Material provided

----

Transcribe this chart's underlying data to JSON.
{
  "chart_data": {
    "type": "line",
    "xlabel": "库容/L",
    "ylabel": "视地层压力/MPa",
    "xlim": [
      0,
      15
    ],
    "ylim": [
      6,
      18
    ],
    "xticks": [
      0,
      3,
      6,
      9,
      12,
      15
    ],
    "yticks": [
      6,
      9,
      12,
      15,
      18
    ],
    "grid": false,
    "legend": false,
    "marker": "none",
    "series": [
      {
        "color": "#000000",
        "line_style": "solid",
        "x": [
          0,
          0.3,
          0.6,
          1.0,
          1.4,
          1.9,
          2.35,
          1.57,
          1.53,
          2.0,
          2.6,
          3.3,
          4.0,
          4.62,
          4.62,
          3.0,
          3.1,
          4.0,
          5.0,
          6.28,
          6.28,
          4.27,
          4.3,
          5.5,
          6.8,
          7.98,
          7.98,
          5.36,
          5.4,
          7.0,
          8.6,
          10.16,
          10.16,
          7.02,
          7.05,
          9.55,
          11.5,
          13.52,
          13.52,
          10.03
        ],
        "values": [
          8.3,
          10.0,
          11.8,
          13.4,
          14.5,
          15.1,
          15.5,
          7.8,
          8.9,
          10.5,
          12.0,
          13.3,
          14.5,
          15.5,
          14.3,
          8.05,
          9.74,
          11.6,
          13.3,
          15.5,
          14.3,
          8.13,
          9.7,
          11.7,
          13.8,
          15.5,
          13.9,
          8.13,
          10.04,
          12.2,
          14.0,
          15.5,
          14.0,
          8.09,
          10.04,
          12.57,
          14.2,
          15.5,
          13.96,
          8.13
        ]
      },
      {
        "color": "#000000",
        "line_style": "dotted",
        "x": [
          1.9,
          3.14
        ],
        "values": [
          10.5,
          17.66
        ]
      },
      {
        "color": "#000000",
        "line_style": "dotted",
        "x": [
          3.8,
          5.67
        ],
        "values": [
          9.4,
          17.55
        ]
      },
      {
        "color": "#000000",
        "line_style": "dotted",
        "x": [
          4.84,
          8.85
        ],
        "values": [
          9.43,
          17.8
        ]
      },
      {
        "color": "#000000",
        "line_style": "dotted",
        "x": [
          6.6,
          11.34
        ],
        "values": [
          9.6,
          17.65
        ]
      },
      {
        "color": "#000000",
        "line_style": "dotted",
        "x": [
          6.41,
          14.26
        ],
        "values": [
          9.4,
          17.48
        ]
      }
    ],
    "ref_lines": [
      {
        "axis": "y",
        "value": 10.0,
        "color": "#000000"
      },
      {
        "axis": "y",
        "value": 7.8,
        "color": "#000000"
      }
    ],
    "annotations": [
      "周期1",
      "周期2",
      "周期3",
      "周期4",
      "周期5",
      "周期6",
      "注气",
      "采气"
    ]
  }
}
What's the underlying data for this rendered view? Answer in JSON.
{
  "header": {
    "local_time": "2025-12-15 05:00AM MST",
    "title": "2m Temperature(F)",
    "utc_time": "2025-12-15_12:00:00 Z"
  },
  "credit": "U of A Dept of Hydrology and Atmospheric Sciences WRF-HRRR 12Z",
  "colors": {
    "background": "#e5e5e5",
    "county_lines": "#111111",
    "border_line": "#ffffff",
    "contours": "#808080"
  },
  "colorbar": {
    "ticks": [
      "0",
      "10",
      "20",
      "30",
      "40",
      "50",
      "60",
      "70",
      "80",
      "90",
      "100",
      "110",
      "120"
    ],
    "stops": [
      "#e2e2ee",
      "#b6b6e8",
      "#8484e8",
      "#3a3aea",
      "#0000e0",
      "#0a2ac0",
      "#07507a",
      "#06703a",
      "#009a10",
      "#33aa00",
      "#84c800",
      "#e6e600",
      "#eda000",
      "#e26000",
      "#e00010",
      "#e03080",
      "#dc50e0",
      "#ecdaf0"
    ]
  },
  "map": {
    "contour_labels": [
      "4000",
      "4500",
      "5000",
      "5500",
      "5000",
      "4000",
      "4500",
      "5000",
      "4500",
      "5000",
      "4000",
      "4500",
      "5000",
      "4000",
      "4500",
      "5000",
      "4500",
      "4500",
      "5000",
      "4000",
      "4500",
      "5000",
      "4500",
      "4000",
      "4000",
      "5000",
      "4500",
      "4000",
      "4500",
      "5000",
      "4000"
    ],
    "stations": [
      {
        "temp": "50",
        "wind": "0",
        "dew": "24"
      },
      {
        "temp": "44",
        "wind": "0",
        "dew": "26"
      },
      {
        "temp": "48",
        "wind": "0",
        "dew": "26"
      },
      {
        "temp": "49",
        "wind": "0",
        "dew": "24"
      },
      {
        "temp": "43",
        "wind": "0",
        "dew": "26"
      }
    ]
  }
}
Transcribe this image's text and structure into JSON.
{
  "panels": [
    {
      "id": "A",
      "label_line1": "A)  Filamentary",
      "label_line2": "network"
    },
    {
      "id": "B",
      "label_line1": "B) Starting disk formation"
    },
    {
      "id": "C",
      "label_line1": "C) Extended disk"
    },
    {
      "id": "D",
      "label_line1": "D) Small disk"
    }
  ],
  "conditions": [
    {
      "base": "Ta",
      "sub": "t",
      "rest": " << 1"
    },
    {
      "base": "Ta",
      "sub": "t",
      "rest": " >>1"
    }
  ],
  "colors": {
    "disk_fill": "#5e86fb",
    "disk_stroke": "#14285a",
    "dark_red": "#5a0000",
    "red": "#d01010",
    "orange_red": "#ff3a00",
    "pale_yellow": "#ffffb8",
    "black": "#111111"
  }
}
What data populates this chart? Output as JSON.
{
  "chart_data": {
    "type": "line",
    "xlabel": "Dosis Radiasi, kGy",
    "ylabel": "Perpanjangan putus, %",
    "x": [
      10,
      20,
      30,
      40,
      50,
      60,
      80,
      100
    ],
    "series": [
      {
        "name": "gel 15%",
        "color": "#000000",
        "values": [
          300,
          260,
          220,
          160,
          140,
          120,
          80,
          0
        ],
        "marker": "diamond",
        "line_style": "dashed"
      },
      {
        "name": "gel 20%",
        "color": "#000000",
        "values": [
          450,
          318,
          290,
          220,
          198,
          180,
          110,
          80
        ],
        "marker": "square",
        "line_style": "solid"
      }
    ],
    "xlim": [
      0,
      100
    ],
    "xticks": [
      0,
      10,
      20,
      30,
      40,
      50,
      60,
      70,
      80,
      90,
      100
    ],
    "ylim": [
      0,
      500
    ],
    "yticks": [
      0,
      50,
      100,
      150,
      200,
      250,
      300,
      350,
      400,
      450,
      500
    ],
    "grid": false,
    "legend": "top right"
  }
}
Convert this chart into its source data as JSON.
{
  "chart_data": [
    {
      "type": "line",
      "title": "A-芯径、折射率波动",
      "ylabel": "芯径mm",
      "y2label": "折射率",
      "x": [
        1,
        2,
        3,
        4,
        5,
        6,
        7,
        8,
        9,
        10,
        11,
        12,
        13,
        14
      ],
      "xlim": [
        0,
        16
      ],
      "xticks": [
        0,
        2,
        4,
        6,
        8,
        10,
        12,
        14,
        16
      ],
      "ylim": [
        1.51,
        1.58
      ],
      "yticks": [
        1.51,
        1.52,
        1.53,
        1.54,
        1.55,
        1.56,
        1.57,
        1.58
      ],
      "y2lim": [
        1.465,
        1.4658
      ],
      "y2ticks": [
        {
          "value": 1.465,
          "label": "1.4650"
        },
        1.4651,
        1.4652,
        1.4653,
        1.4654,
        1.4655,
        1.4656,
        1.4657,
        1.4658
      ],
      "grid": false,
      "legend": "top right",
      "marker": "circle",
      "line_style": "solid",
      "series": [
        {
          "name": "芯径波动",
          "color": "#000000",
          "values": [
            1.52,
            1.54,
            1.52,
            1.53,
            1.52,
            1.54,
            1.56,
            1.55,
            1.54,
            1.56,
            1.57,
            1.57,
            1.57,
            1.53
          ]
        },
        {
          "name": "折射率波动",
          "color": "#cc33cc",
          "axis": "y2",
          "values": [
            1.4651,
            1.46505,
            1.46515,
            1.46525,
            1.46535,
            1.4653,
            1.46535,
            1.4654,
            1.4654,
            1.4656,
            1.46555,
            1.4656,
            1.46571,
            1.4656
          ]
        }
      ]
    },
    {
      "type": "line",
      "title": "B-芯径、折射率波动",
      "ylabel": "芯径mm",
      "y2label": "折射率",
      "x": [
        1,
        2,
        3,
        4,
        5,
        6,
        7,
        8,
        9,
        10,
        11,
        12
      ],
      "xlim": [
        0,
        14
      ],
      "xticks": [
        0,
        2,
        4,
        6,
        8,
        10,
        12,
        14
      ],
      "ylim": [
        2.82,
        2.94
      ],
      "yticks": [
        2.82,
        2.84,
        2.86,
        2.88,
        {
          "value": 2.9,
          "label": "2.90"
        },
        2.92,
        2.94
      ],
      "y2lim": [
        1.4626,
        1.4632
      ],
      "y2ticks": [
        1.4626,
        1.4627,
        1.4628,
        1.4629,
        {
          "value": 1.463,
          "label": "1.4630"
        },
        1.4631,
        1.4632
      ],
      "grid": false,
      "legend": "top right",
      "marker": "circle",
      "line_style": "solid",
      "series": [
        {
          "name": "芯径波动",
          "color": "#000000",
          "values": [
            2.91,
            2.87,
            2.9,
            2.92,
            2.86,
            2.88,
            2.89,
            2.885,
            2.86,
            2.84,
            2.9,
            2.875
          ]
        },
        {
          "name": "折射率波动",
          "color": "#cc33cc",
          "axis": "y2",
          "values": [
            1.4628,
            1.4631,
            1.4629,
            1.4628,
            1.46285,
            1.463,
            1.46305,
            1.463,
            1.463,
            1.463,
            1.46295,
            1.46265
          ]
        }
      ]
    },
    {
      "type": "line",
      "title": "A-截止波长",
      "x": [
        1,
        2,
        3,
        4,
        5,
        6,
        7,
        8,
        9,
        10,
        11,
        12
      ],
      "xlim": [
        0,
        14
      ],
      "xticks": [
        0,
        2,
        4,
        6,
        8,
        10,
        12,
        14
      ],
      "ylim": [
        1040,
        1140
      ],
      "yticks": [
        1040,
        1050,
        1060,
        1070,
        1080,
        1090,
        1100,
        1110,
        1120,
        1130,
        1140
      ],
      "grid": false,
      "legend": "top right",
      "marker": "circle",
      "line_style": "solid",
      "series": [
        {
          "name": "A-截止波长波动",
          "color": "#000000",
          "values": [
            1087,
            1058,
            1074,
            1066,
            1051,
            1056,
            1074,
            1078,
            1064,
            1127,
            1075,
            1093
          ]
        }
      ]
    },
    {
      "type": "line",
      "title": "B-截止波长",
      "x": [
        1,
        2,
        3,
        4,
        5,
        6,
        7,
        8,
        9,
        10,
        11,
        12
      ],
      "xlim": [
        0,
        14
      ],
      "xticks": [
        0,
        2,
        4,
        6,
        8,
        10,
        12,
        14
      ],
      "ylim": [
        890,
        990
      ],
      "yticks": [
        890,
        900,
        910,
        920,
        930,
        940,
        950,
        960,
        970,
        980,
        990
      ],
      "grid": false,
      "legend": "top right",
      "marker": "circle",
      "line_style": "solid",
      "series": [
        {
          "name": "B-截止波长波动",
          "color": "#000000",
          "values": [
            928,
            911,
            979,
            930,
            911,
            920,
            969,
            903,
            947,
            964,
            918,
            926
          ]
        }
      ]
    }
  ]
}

----

Your instructions
Pick out the lines containing the word "underlying" and show them.

Answer to the problem
Transcribe this chart's underlying data to JSON.
What's the underlying data for this rendered view? Answer in JSON.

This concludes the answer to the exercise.